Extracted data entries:
== == ==
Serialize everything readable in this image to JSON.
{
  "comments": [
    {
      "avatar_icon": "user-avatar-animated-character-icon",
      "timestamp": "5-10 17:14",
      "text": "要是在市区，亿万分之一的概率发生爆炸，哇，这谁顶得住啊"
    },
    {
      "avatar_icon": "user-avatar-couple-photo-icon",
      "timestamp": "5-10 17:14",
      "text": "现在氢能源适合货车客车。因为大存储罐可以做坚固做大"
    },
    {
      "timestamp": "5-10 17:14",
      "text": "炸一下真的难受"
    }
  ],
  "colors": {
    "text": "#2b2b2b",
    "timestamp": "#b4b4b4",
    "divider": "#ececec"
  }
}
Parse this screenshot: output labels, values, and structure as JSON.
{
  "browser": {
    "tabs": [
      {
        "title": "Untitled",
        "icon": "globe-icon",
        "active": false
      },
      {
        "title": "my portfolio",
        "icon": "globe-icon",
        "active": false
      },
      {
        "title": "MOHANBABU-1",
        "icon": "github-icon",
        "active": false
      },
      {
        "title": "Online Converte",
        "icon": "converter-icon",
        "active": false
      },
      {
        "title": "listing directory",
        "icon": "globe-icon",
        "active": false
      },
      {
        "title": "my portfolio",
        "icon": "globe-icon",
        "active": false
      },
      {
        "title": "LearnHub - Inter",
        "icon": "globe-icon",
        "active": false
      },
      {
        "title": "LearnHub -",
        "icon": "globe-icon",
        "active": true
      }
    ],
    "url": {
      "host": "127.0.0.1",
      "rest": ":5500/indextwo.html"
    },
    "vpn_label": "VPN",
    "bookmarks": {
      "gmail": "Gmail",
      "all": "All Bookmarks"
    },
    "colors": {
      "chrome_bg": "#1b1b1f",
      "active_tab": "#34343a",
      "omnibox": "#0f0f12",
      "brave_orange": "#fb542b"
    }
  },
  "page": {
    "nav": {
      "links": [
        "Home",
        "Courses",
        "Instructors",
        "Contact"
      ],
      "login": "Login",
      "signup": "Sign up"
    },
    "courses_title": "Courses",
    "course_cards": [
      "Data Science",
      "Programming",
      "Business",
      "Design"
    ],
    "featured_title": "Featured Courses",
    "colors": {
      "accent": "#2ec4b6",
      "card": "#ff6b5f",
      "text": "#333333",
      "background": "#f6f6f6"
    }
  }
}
== == ==
**EXERCISE REQUIREMENTS**
Reproduce exactly the lines from the one with "Parse this screenshot: output" through the end of the entries above, both ends included.

**THE ANSWER**
Parse this screenshot: output labels, values, and structure as JSON.
{
  "browser": {
    "tabs": [
      {
        "title": "Untitled",
        "icon": "globe-icon",
        "active": false
      },
      {
        "title": "my portfolio",
        "icon": "globe-icon",
        "active": false
      },
      {
        "title": "MOHANBABU-1",
        "icon": "github-icon",
        "active": false
      },
      {
        "title": "Online Converte",
        "icon": "converter-icon",
        "active": false
      },
      {
        "title": "listing directory",
        "icon": "globe-icon",
        "active": false
      },
      {
        "title": "my portfolio",
        "icon": "globe-icon",
        "active": false
      },
      {
        "title": "LearnHub - Inter",
        "icon": "globe-icon",
        "active": false
      },
      {
        "title": "LearnHub -",
        "icon": "globe-icon",
        "active": true
      }
    ],
    "url": {
      "host": "127.0.0.1",
      "rest": ":5500/indextwo.html"
    },
    "vpn_label": "VPN",
    "bookmarks": {
      "gmail": "Gmail",
      "all": "All Bookmarks"
    },
    "colors": {
      "chrome_bg": "#1b1b1f",
      "active_tab": "#34343a",
      "omnibox": "#0f0f12",
      "brave_orange": "#fb542b"
    }
  },
  "page": {
    "nav": {
      "links": [
        "Home",
        "Courses",
        "Instructors",
        "Contact"
      ],
      "login": "Login",
      "signup": "Sign up"
    },
    "courses_title": "Courses",
    "course_cards": [
      "Data Science",
      "Programming",
      "Business",
      "Design"
    ],
    "featured_title": "Featured Courses",
    "colors": {
      "accent": "#2ec4b6",
      "card": "#ff6b5f",
      "text": "#333333",
      "background": "#f6f6f6"
    }
  }
}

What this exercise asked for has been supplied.